### DIRECTIONS
Sift the listing for lines that hold the string "this" and pull them out.

### Data items
_____
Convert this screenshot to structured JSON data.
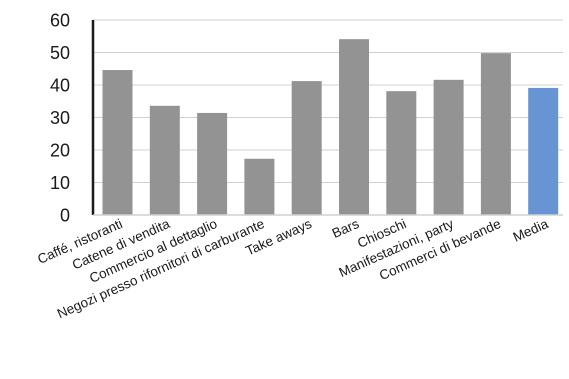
{
  "chart_data": {
    "type": "bar",
    "title": "",
    "xlabel": "",
    "ylabel": "",
    "categories": [
      "Caffé, ristoranti",
      "Catene di vendita",
      "Commercio al dettaglio",
      "Negozi presso rifornitori di carburante",
      "Take aways",
      "Bars",
      "Chioschi",
      "Manifestazioni, party",
      "Commerci di bevande",
      "Media"
    ],
    "values": [
      44.6,
      33.6,
      31.4,
      17.3,
      41.2,
      54.1,
      38.1,
      41.6,
      49.8,
      39.1
    ],
    "highlight_index": 9,
    "ylim": [
      0,
      60
    ],
    "yticks": [
      0,
      10,
      20,
      30,
      40,
      50,
      60
    ],
    "grid": true,
    "legend": "none",
    "colors": {
      "bar": "#939393",
      "highlight": "#6794d2",
      "grid": "#d0d0d0",
      "axis": "#1a1a1a"
    }
  }
}
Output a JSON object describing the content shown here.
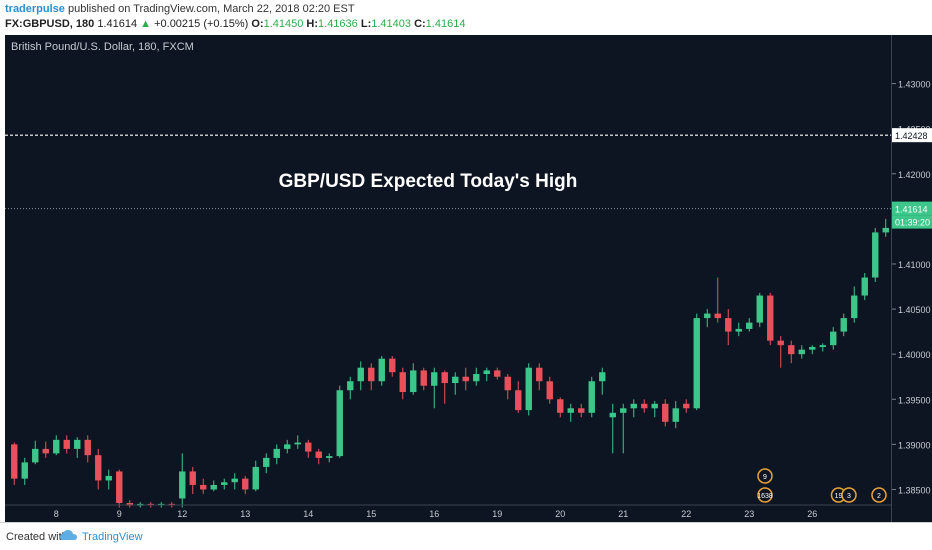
{
  "header": {
    "author": "traderpulse",
    "published_text": "published on TradingView.com, March 22, 2018 02:20 EST",
    "symbol": "FX:GBPUSD, 180",
    "last": "1.41614",
    "change": "+0.00215 (+0.15%)",
    "open_label": "O:",
    "open": "1.41450",
    "high_label": "H:",
    "high": "1.41636",
    "low_label": "L:",
    "low": "1.41403",
    "close_label": "C:",
    "close": "1.41614"
  },
  "footer": {
    "created": "Created with",
    "brand": "TradingView"
  },
  "chart_data": {
    "type": "candlestick",
    "title": "British Pound/U.S. Dollar, 180, FXCM",
    "annotation": "GBP/USD Expected Today's High",
    "ylim": [
      1.3835,
      1.4345
    ],
    "y_ticks": [
      "1.43000",
      "1.42500",
      "1.42000",
      "1.41500",
      "1.41000",
      "1.40500",
      "1.40000",
      "1.39500",
      "1.39000",
      "1.38500"
    ],
    "x_ticks": [
      {
        "label": "8",
        "i": 4.5
      },
      {
        "label": "9",
        "i": 10.5
      },
      {
        "label": "12",
        "i": 16.5
      },
      {
        "label": "13",
        "i": 22.5
      },
      {
        "label": "14",
        "i": 28.5
      },
      {
        "label": "15",
        "i": 34.5
      },
      {
        "label": "16",
        "i": 40.5
      },
      {
        "label": "19",
        "i": 46.5
      },
      {
        "label": "20",
        "i": 52.5
      },
      {
        "label": "21",
        "i": 58.5
      },
      {
        "label": "22",
        "i": 64.5
      },
      {
        "label": "23",
        "i": 70.5
      },
      {
        "label": "26",
        "i": 76.5
      }
    ],
    "dashed_level": {
      "value": 1.42428,
      "label": "1.42428"
    },
    "last_price": {
      "value": 1.41614,
      "label": "1.41614",
      "countdown": "01:39:20"
    },
    "x_slots": 82,
    "candles": [
      {
        "o": 1.39,
        "h": 1.3902,
        "l": 1.3855,
        "c": 1.3862
      },
      {
        "o": 1.3862,
        "h": 1.3885,
        "l": 1.3855,
        "c": 1.388
      },
      {
        "o": 1.388,
        "h": 1.3904,
        "l": 1.3878,
        "c": 1.3895
      },
      {
        "o": 1.3895,
        "h": 1.3903,
        "l": 1.3885,
        "c": 1.389
      },
      {
        "o": 1.389,
        "h": 1.391,
        "l": 1.3888,
        "c": 1.3905
      },
      {
        "o": 1.3905,
        "h": 1.391,
        "l": 1.389,
        "c": 1.3895
      },
      {
        "o": 1.3895,
        "h": 1.3908,
        "l": 1.3885,
        "c": 1.3905
      },
      {
        "o": 1.3905,
        "h": 1.391,
        "l": 1.388,
        "c": 1.3888
      },
      {
        "o": 1.3888,
        "h": 1.3895,
        "l": 1.385,
        "c": 1.386
      },
      {
        "o": 1.386,
        "h": 1.3872,
        "l": 1.385,
        "c": 1.3865
      },
      {
        "o": 1.387,
        "h": 1.3872,
        "l": 1.383,
        "c": 1.3835
      },
      {
        "o": 1.3835,
        "h": 1.3838,
        "l": 1.383,
        "c": 1.3832
      },
      {
        "o": 1.3832,
        "h": 1.3836,
        "l": 1.383,
        "c": 1.3834
      },
      {
        "o": 1.3834,
        "h": 1.3836,
        "l": 1.383,
        "c": 1.3833
      },
      {
        "o": 1.3833,
        "h": 1.3836,
        "l": 1.383,
        "c": 1.3834
      },
      {
        "o": 1.3834,
        "h": 1.3836,
        "l": 1.383,
        "c": 1.3833
      },
      {
        "o": 1.384,
        "h": 1.389,
        "l": 1.383,
        "c": 1.387
      },
      {
        "o": 1.387,
        "h": 1.3875,
        "l": 1.3845,
        "c": 1.3855
      },
      {
        "o": 1.3855,
        "h": 1.3862,
        "l": 1.3845,
        "c": 1.385
      },
      {
        "o": 1.385,
        "h": 1.386,
        "l": 1.3848,
        "c": 1.3855
      },
      {
        "o": 1.3855,
        "h": 1.3862,
        "l": 1.385,
        "c": 1.3858
      },
      {
        "o": 1.3858,
        "h": 1.3868,
        "l": 1.385,
        "c": 1.3862
      },
      {
        "o": 1.3862,
        "h": 1.3865,
        "l": 1.3845,
        "c": 1.385
      },
      {
        "o": 1.385,
        "h": 1.3882,
        "l": 1.3848,
        "c": 1.3875
      },
      {
        "o": 1.3875,
        "h": 1.389,
        "l": 1.3868,
        "c": 1.3885
      },
      {
        "o": 1.3885,
        "h": 1.39,
        "l": 1.3878,
        "c": 1.3895
      },
      {
        "o": 1.3895,
        "h": 1.3905,
        "l": 1.389,
        "c": 1.39
      },
      {
        "o": 1.39,
        "h": 1.391,
        "l": 1.3895,
        "c": 1.3902
      },
      {
        "o": 1.3902,
        "h": 1.3905,
        "l": 1.3885,
        "c": 1.3892
      },
      {
        "o": 1.3892,
        "h": 1.3895,
        "l": 1.3878,
        "c": 1.3885
      },
      {
        "o": 1.3885,
        "h": 1.389,
        "l": 1.388,
        "c": 1.3887
      },
      {
        "o": 1.3887,
        "h": 1.3965,
        "l": 1.3885,
        "c": 1.396
      },
      {
        "o": 1.396,
        "h": 1.3975,
        "l": 1.395,
        "c": 1.397
      },
      {
        "o": 1.397,
        "h": 1.3992,
        "l": 1.396,
        "c": 1.3985
      },
      {
        "o": 1.3985,
        "h": 1.399,
        "l": 1.396,
        "c": 1.397
      },
      {
        "o": 1.397,
        "h": 1.3998,
        "l": 1.3965,
        "c": 1.3995
      },
      {
        "o": 1.3995,
        "h": 1.3998,
        "l": 1.3975,
        "c": 1.398
      },
      {
        "o": 1.398,
        "h": 1.3985,
        "l": 1.395,
        "c": 1.3958
      },
      {
        "o": 1.3958,
        "h": 1.399,
        "l": 1.3955,
        "c": 1.3982
      },
      {
        "o": 1.3982,
        "h": 1.3985,
        "l": 1.396,
        "c": 1.3965
      },
      {
        "o": 1.3965,
        "h": 1.3985,
        "l": 1.394,
        "c": 1.398
      },
      {
        "o": 1.398,
        "h": 1.3982,
        "l": 1.3945,
        "c": 1.3968
      },
      {
        "o": 1.3968,
        "h": 1.398,
        "l": 1.3955,
        "c": 1.3975
      },
      {
        "o": 1.3975,
        "h": 1.3985,
        "l": 1.396,
        "c": 1.397
      },
      {
        "o": 1.397,
        "h": 1.3985,
        "l": 1.3965,
        "c": 1.3978
      },
      {
        "o": 1.3978,
        "h": 1.3985,
        "l": 1.397,
        "c": 1.3982
      },
      {
        "o": 1.3982,
        "h": 1.3985,
        "l": 1.3972,
        "c": 1.3975
      },
      {
        "o": 1.3975,
        "h": 1.3978,
        "l": 1.395,
        "c": 1.396
      },
      {
        "o": 1.396,
        "h": 1.397,
        "l": 1.3935,
        "c": 1.3938
      },
      {
        "o": 1.3938,
        "h": 1.399,
        "l": 1.3932,
        "c": 1.3985
      },
      {
        "o": 1.3985,
        "h": 1.399,
        "l": 1.396,
        "c": 1.397
      },
      {
        "o": 1.397,
        "h": 1.3975,
        "l": 1.3945,
        "c": 1.395
      },
      {
        "o": 1.395,
        "h": 1.3952,
        "l": 1.393,
        "c": 1.3935
      },
      {
        "o": 1.3935,
        "h": 1.3945,
        "l": 1.3925,
        "c": 1.394
      },
      {
        "o": 1.394,
        "h": 1.3945,
        "l": 1.393,
        "c": 1.3935
      },
      {
        "o": 1.3935,
        "h": 1.3975,
        "l": 1.393,
        "c": 1.397
      },
      {
        "o": 1.397,
        "h": 1.3985,
        "l": 1.3955,
        "c": 1.398
      },
      {
        "o": 1.393,
        "h": 1.3945,
        "l": 1.389,
        "c": 1.3935
      },
      {
        "o": 1.3935,
        "h": 1.3945,
        "l": 1.389,
        "c": 1.394
      },
      {
        "o": 1.394,
        "h": 1.395,
        "l": 1.393,
        "c": 1.3945
      },
      {
        "o": 1.3945,
        "h": 1.395,
        "l": 1.3935,
        "c": 1.394
      },
      {
        "o": 1.394,
        "h": 1.3948,
        "l": 1.393,
        "c": 1.3945
      },
      {
        "o": 1.3945,
        "h": 1.395,
        "l": 1.392,
        "c": 1.3925
      },
      {
        "o": 1.3925,
        "h": 1.3948,
        "l": 1.3918,
        "c": 1.394
      }
    ],
    "candles_b": [
      {
        "o": 1.3945,
        "h": 1.395,
        "l": 1.3935,
        "c": 1.394
      },
      {
        "o": 1.394,
        "h": 1.4045,
        "l": 1.3938,
        "c": 1.404
      },
      {
        "o": 1.404,
        "h": 1.405,
        "l": 1.403,
        "c": 1.4045
      },
      {
        "o": 1.4045,
        "h": 1.4085,
        "l": 1.4035,
        "c": 1.404
      },
      {
        "o": 1.404,
        "h": 1.405,
        "l": 1.401,
        "c": 1.4025
      },
      {
        "o": 1.4025,
        "h": 1.4035,
        "l": 1.402,
        "c": 1.4028
      },
      {
        "o": 1.4028,
        "h": 1.404,
        "l": 1.4025,
        "c": 1.4035
      },
      {
        "o": 1.4035,
        "h": 1.4068,
        "l": 1.403,
        "c": 1.4065
      },
      {
        "o": 1.4065,
        "h": 1.4068,
        "l": 1.401,
        "c": 1.4015
      },
      {
        "o": 1.4015,
        "h": 1.402,
        "l": 1.3985,
        "c": 1.401
      },
      {
        "o": 1.401,
        "h": 1.4015,
        "l": 1.399,
        "c": 1.4
      },
      {
        "o": 1.4,
        "h": 1.401,
        "l": 1.3995,
        "c": 1.4005
      },
      {
        "o": 1.4005,
        "h": 1.401,
        "l": 1.4,
        "c": 1.4008
      },
      {
        "o": 1.4008,
        "h": 1.4012,
        "l": 1.4003,
        "c": 1.401
      },
      {
        "o": 1.401,
        "h": 1.403,
        "l": 1.4005,
        "c": 1.4025
      },
      {
        "o": 1.4025,
        "h": 1.4045,
        "l": 1.402,
        "c": 1.404
      },
      {
        "o": 1.404,
        "h": 1.4075,
        "l": 1.4035,
        "c": 1.4065
      },
      {
        "o": 1.4065,
        "h": 1.409,
        "l": 1.406,
        "c": 1.4085
      },
      {
        "o": 1.4085,
        "h": 1.414,
        "l": 1.408,
        "c": 1.4135
      },
      {
        "o": 1.4135,
        "h": 1.415,
        "l": 1.413,
        "c": 1.414
      },
      {
        "o": 1.414,
        "h": 1.4168,
        "l": 1.4138,
        "c": 1.416
      },
      {
        "o": 1.416,
        "h": 1.4165,
        "l": 1.414,
        "c": 1.4145
      },
      {
        "o": 1.4145,
        "h": 1.4165,
        "l": 1.414,
        "c": 1.4161
      }
    ],
    "events": [
      {
        "i": 72,
        "label": "9"
      },
      {
        "i": 72,
        "label": "1638"
      },
      {
        "i": 79,
        "label": "19"
      },
      {
        "i": 80,
        "label": "3"
      },
      {
        "i": 84,
        "label": "2"
      }
    ]
  }
}
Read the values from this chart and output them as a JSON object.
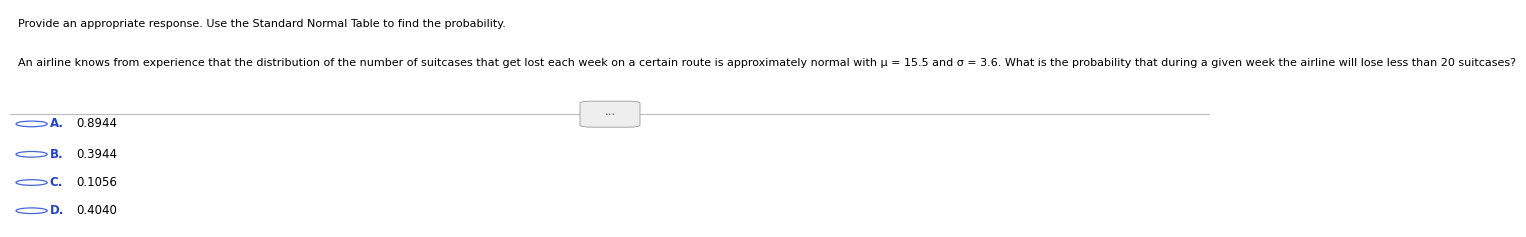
{
  "title_line1": "Provide an appropriate response. Use the Standard Normal Table to find the probability.",
  "question": "An airline knows from experience that the distribution of the number of suitcases that get lost each week on a certain route is approximately normal with μ = 15.5 and σ = 3.6. What is the probability that during a given week the airline will lose less than 20 suitcases?",
  "options": [
    {
      "letter": "A.",
      "text": "0.8944"
    },
    {
      "letter": "B.",
      "text": "0.3944"
    },
    {
      "letter": "C.",
      "text": "0.1056"
    },
    {
      "letter": "D.",
      "text": "0.4040"
    }
  ],
  "bg_color": "#ffffff",
  "text_color": "#000000",
  "option_letter_color": "#2244cc",
  "title_fontsize": 8.0,
  "question_fontsize": 8.0,
  "option_fontsize": 8.5,
  "divider_color": "#bbbbbb",
  "circle_color": "#4466dd"
}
_____
### CORRECT RESPONSE
Convert this screenshot to structured JSON data.
Read the values from this chart and output them as a JSON object.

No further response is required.